(Aim of the exercise) Substitute "bounding box" for "bbox" throughout all the items, and reproduce the lines otherwise unchanged, leaving out the pictures.

───── Raw data

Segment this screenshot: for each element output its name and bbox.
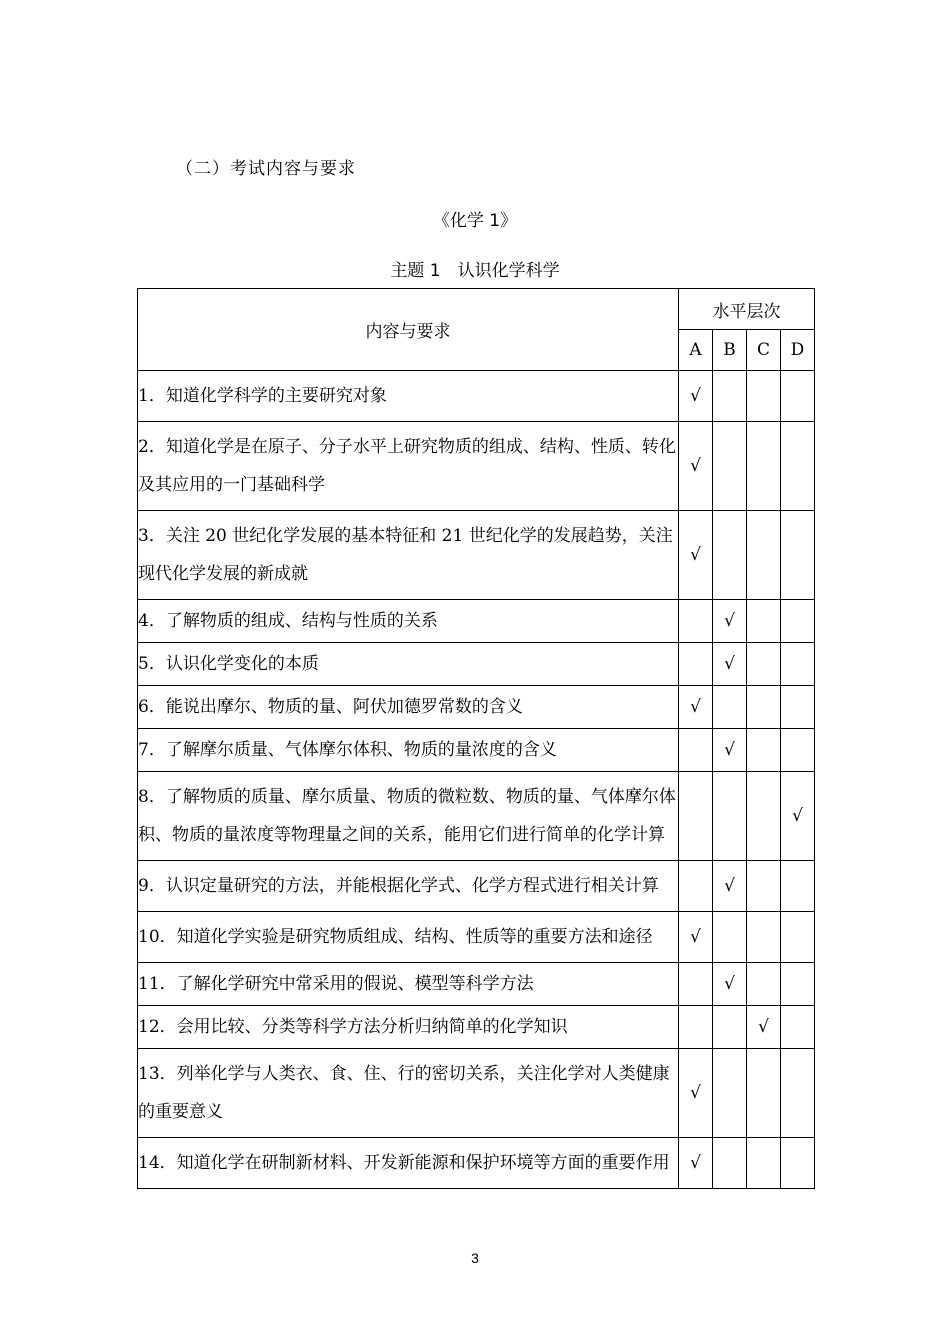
row-text: 知道化学是在原子、分子水平上研究物质的组成、结构、性质、转化及其应用的一门基础科学 <box>138 437 676 495</box>
table-row <box>138 861 815 912</box>
level-d-cell <box>781 729 815 772</box>
check-mark: √ <box>792 806 803 826</box>
level-c-cell <box>747 686 781 729</box>
row-number: 9． <box>138 876 166 896</box>
check-mark: √ <box>690 927 701 947</box>
level-c-cell <box>747 1006 781 1049</box>
row-number: 8． <box>138 787 166 807</box>
table-row <box>138 1049 815 1138</box>
row-number: 4． <box>138 611 166 631</box>
page-number: 3 <box>471 1250 479 1266</box>
level-d-cell <box>781 371 815 422</box>
level-b-cell <box>713 422 747 511</box>
row-number: 11． <box>138 974 177 994</box>
level-d-header: D <box>781 330 815 371</box>
level-d-cell <box>781 643 815 686</box>
level-d-cell <box>781 861 815 912</box>
topic-title: 主题 1 认识化学科学 <box>390 261 560 281</box>
check-mark: √ <box>724 876 735 896</box>
table-row <box>138 1138 815 1189</box>
level-a-header: A <box>679 330 713 371</box>
row-text: 知道化学科学的主要研究对象 <box>165 386 387 406</box>
level-a-cell <box>679 912 713 963</box>
level-a-cell <box>679 422 713 511</box>
table-row <box>138 643 815 686</box>
row-number: 7． <box>138 740 166 760</box>
table-row <box>138 371 815 422</box>
level-c-cell <box>747 422 781 511</box>
table-row <box>138 422 815 511</box>
level-c-cell <box>747 371 781 422</box>
row-number: 5． <box>138 654 166 674</box>
level-a-cell <box>679 643 713 686</box>
row-text: 了解化学研究中常采用的假说、模型等科学方法 <box>176 974 534 994</box>
level-b-cell <box>713 371 747 422</box>
level-b-cell <box>713 686 747 729</box>
level-d-cell <box>781 1138 815 1189</box>
row-content <box>138 643 679 686</box>
book-title: 《化学 1》 <box>432 211 518 231</box>
table-row <box>138 511 815 600</box>
level-c-cell <box>747 729 781 772</box>
check-mark: √ <box>690 1083 701 1103</box>
row-content <box>138 729 679 772</box>
level-c-cell <box>747 861 781 912</box>
level-b-cell <box>713 1049 747 1138</box>
row-text: 列举化学与人类衣、食、住、行的密切关系，关注化学对人类健康的重要意义 <box>138 1064 670 1122</box>
row-content <box>138 686 679 729</box>
level-c-cell <box>747 912 781 963</box>
level-d-cell <box>781 1049 815 1138</box>
row-text: 认识定量研究的方法，并能根据化学式、化学方程式进行相关计算 <box>165 876 659 896</box>
check-mark: √ <box>690 386 701 406</box>
check-mark: √ <box>724 611 735 631</box>
check-mark: √ <box>758 1017 769 1037</box>
level-c-cell <box>747 511 781 600</box>
row-number: 3． <box>138 526 166 546</box>
row-number: 13． <box>138 1064 177 1084</box>
level-c-cell <box>747 1049 781 1138</box>
row-content <box>138 371 679 422</box>
level-a-cell <box>679 1138 713 1189</box>
level-b-cell <box>713 643 747 686</box>
check-mark: √ <box>690 456 701 476</box>
level-a-cell <box>679 600 713 643</box>
row-content <box>138 511 679 600</box>
row-number: 6． <box>138 697 166 717</box>
table-row <box>138 1006 815 1049</box>
level-a-cell <box>679 1006 713 1049</box>
row-text: 能说出摩尔、物质的量、阿伏加德罗常数的含义 <box>165 697 523 717</box>
level-b-cell <box>713 1006 747 1049</box>
level-b-header: B <box>713 330 747 371</box>
level-d-cell <box>781 422 815 511</box>
check-mark: √ <box>690 1153 701 1173</box>
level-a-cell <box>679 861 713 912</box>
row-content <box>138 1006 679 1049</box>
level-b-cell <box>713 861 747 912</box>
level-a-cell <box>679 371 713 422</box>
row-number: 12． <box>138 1017 177 1037</box>
level-d-cell <box>781 686 815 729</box>
table-row <box>138 686 815 729</box>
level-c-cell <box>747 643 781 686</box>
row-number: 1． <box>138 386 166 406</box>
row-number: 2． <box>138 437 166 457</box>
row-text: 会用比较、分类等科学方法分析归纳简单的化学知识 <box>176 1017 568 1037</box>
level-c-cell <box>747 772 781 861</box>
row-content <box>138 422 679 511</box>
row-number: 10． <box>138 927 177 947</box>
row-content <box>138 861 679 912</box>
row-content <box>138 1049 679 1138</box>
level-c-header: C <box>747 330 781 371</box>
level-b-cell <box>713 600 747 643</box>
level-c-cell <box>747 600 781 643</box>
row-content <box>138 1138 679 1189</box>
check-mark: √ <box>690 545 701 565</box>
row-text: 了解物质的质量、摩尔质量、物质的微粒数、物质的量、气体摩尔体积、物质的量浓度等物理量之间的关系，能用它们进行简单的化学计算 <box>138 787 676 845</box>
check-mark: √ <box>724 974 735 994</box>
row-text: 了解物质的组成、结构与性质的关系 <box>165 611 438 631</box>
level-a-cell <box>679 729 713 772</box>
level-c-cell <box>747 1138 781 1189</box>
level-b-cell <box>713 912 747 963</box>
level-d-cell <box>781 511 815 600</box>
row-text: 认识化学变化的本质 <box>165 654 319 674</box>
level-a-cell <box>679 1049 713 1138</box>
level-a-cell <box>679 772 713 861</box>
table-row <box>138 729 815 772</box>
level-b-cell <box>713 963 747 1006</box>
requirements-table <box>137 288 815 1189</box>
check-mark: √ <box>690 697 701 717</box>
level-b-cell <box>713 1138 747 1189</box>
level-header: 水平层次 <box>679 289 815 330</box>
level-a-cell <box>679 511 713 600</box>
row-content <box>138 600 679 643</box>
level-d-cell <box>781 912 815 963</box>
check-mark: √ <box>724 740 735 760</box>
row-text: 了解摩尔质量、气体摩尔体积、物质的量浓度的含义 <box>165 740 557 760</box>
level-b-cell <box>713 772 747 861</box>
level-a-cell <box>679 686 713 729</box>
level-c-cell <box>747 963 781 1006</box>
level-d-cell <box>781 600 815 643</box>
row-text: 知道化学在研制新材料、开发新能源和保护环境等方面的重要作用 <box>176 1153 670 1173</box>
section-heading: （二）考试内容与要求 <box>176 159 356 179</box>
table-row <box>138 600 815 643</box>
level-d-cell <box>781 963 815 1006</box>
level-d-cell <box>781 772 815 861</box>
row-content <box>138 912 679 963</box>
table-row <box>138 772 815 861</box>
level-b-cell <box>713 729 747 772</box>
row-number: 14． <box>138 1153 177 1173</box>
row-text: 知道化学实验是研究物质组成、结构、性质等的重要方法和途径 <box>176 927 653 947</box>
row-content <box>138 963 679 1006</box>
row-text: 关注 20 世纪化学发展的基本特征和 21 世纪化学的发展趋势，关注现代化学发展的新成就 <box>138 526 673 584</box>
row-content <box>138 772 679 861</box>
level-a-cell <box>679 963 713 1006</box>
content-header: 内容与要求 <box>138 289 679 371</box>
check-mark: √ <box>724 654 735 674</box>
level-b-cell <box>713 511 747 600</box>
level-d-cell <box>781 1006 815 1049</box>
table-row <box>138 963 815 1006</box>
table-row <box>138 912 815 963</box>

──────────

(Answer to this task)
Segment this screenshot: for each element output its name and bounding box.
row-text: 知道化学是在原子、分子水平上研究物质的组成、结构、性质、转化及其应用的一门基础科学 <box>138 437 676 495</box>
table-row <box>138 861 815 912</box>
level-d-cell <box>781 729 815 772</box>
check-mark: √ <box>792 806 803 826</box>
level-c-cell <box>747 686 781 729</box>
row-number: 9． <box>138 876 166 896</box>
check-mark: √ <box>690 927 701 947</box>
level-c-cell <box>747 1006 781 1049</box>
row-number: 8． <box>138 787 166 807</box>
table-row <box>138 1049 815 1138</box>
row-number: 4． <box>138 611 166 631</box>
page-number: 3 <box>471 1250 479 1266</box>
level-d-cell <box>781 371 815 422</box>
level-b-cell <box>713 422 747 511</box>
row-number: 11． <box>138 974 177 994</box>
level-d-header: D <box>781 330 815 371</box>
level-d-cell <box>781 643 815 686</box>
level-d-cell <box>781 861 815 912</box>
topic-title: 主题 1 认识化学科学 <box>390 261 560 281</box>
check-mark: √ <box>724 876 735 896</box>
table-row <box>138 1138 815 1189</box>
level-a-header: A <box>679 330 713 371</box>
row-text: 知道化学科学的主要研究对象 <box>165 386 387 406</box>
level-a-cell <box>679 912 713 963</box>
level-a-cell <box>679 422 713 511</box>
table-row <box>138 643 815 686</box>
row-number: 7． <box>138 740 166 760</box>
table-row <box>138 371 815 422</box>
level-c-cell <box>747 422 781 511</box>
table-row <box>138 422 815 511</box>
level-c-cell <box>747 371 781 422</box>
row-number: 5． <box>138 654 166 674</box>
level-a-cell <box>679 643 713 686</box>
row-text: 了解化学研究中常采用的假说、模型等科学方法 <box>176 974 534 994</box>
level-b-cell <box>713 371 747 422</box>
level-b-cell <box>713 686 747 729</box>
level-d-cell <box>781 1138 815 1189</box>
row-content <box>138 643 679 686</box>
book-title: 《化学 1》 <box>432 211 518 231</box>
table-row <box>138 511 815 600</box>
level-c-cell <box>747 729 781 772</box>
check-mark: √ <box>690 1083 701 1103</box>
row-content <box>138 729 679 772</box>
level-c-cell <box>747 861 781 912</box>
level-b-cell <box>713 1049 747 1138</box>
row-text: 列举化学与人类衣、食、住、行的密切关系，关注化学对人类健康的重要意义 <box>138 1064 670 1122</box>
row-content <box>138 686 679 729</box>
level-c-cell <box>747 912 781 963</box>
level-d-cell <box>781 1049 815 1138</box>
row-text: 认识定量研究的方法，并能根据化学式、化学方程式进行相关计算 <box>165 876 659 896</box>
check-mark: √ <box>690 386 701 406</box>
check-mark: √ <box>724 611 735 631</box>
check-mark: √ <box>758 1017 769 1037</box>
level-c-cell <box>747 511 781 600</box>
row-number: 3． <box>138 526 166 546</box>
row-number: 13． <box>138 1064 177 1084</box>
level-c-cell <box>747 1049 781 1138</box>
row-content <box>138 371 679 422</box>
level-a-cell <box>679 1138 713 1189</box>
level-b-cell <box>713 643 747 686</box>
check-mark: √ <box>690 456 701 476</box>
level-a-cell <box>679 600 713 643</box>
row-content <box>138 511 679 600</box>
row-number: 6． <box>138 697 166 717</box>
table-row <box>138 1006 815 1049</box>
level-a-cell <box>679 1006 713 1049</box>
row-text: 能说出摩尔、物质的量、阿伏加德罗常数的含义 <box>165 697 523 717</box>
level-b-cell <box>713 1006 747 1049</box>
level-b-header: B <box>713 330 747 371</box>
level-d-cell <box>781 422 815 511</box>
check-mark: √ <box>690 1153 701 1173</box>
level-a-cell <box>679 861 713 912</box>
row-content <box>138 1006 679 1049</box>
level-b-cell <box>713 861 747 912</box>
level-a-cell <box>679 371 713 422</box>
row-number: 12． <box>138 1017 177 1037</box>
level-d-cell <box>781 686 815 729</box>
table-row <box>138 686 815 729</box>
level-c-cell <box>747 643 781 686</box>
row-number: 1． <box>138 386 166 406</box>
row-number: 2． <box>138 437 166 457</box>
row-text: 会用比较、分类等科学方法分析归纳简单的化学知识 <box>176 1017 568 1037</box>
level-c-cell <box>747 772 781 861</box>
row-content <box>138 422 679 511</box>
row-number: 10． <box>138 927 177 947</box>
row-content <box>138 861 679 912</box>
row-content <box>138 1049 679 1138</box>
level-c-header: C <box>747 330 781 371</box>
level-b-cell <box>713 600 747 643</box>
level-c-cell <box>747 600 781 643</box>
row-content <box>138 1138 679 1189</box>
check-mark: √ <box>690 545 701 565</box>
row-text: 了解物质的质量、摩尔质量、物质的微粒数、物质的量、气体摩尔体积、物质的量浓度等物理量之间的关系，能用它们进行简单的化学计算 <box>138 787 676 845</box>
check-mark: √ <box>724 974 735 994</box>
row-text: 了解物质的组成、结构与性质的关系 <box>165 611 438 631</box>
level-a-cell <box>679 729 713 772</box>
level-c-cell <box>747 1138 781 1189</box>
level-b-cell <box>713 912 747 963</box>
level-d-cell <box>781 511 815 600</box>
row-text: 认识化学变化的本质 <box>165 654 319 674</box>
level-a-cell <box>679 1049 713 1138</box>
level-a-cell <box>679 772 713 861</box>
table-row <box>138 729 815 772</box>
level-b-cell <box>713 963 747 1006</box>
requirements-table <box>137 288 815 1189</box>
check-mark: √ <box>690 697 701 717</box>
level-b-cell <box>713 1138 747 1189</box>
level-header: 水平层次 <box>679 289 815 330</box>
level-a-cell <box>679 511 713 600</box>
row-content <box>138 600 679 643</box>
level-d-cell <box>781 912 815 963</box>
check-mark: √ <box>724 740 735 760</box>
row-text: 了解摩尔质量、气体摩尔体积、物质的量浓度的含义 <box>165 740 557 760</box>
level-b-cell <box>713 772 747 861</box>
level-a-cell <box>679 686 713 729</box>
level-c-cell <box>747 963 781 1006</box>
level-d-cell <box>781 600 815 643</box>
row-text: 知道化学在研制新材料、开发新能源和保护环境等方面的重要作用 <box>176 1153 670 1173</box>
section-heading: （二）考试内容与要求 <box>176 159 356 179</box>
table-row <box>138 600 815 643</box>
level-d-cell <box>781 963 815 1006</box>
level-d-cell <box>781 772 815 861</box>
row-content <box>138 912 679 963</box>
table-row <box>138 772 815 861</box>
level-b-cell <box>713 729 747 772</box>
row-number: 14． <box>138 1153 177 1173</box>
row-text: 知道化学实验是研究物质组成、结构、性质等的重要方法和途径 <box>176 927 653 947</box>
row-content <box>138 963 679 1006</box>
row-text: 关注 20 世纪化学发展的基本特征和 21 世纪化学的发展趋势，关注现代化学发展的新成就 <box>138 526 673 584</box>
row-content <box>138 772 679 861</box>
level-a-cell <box>679 963 713 1006</box>
content-header: 内容与要求 <box>138 289 679 371</box>
check-mark: √ <box>724 654 735 674</box>
level-b-cell <box>713 511 747 600</box>
level-d-cell <box>781 1006 815 1049</box>
table-row <box>138 963 815 1006</box>
table-row <box>138 912 815 963</box>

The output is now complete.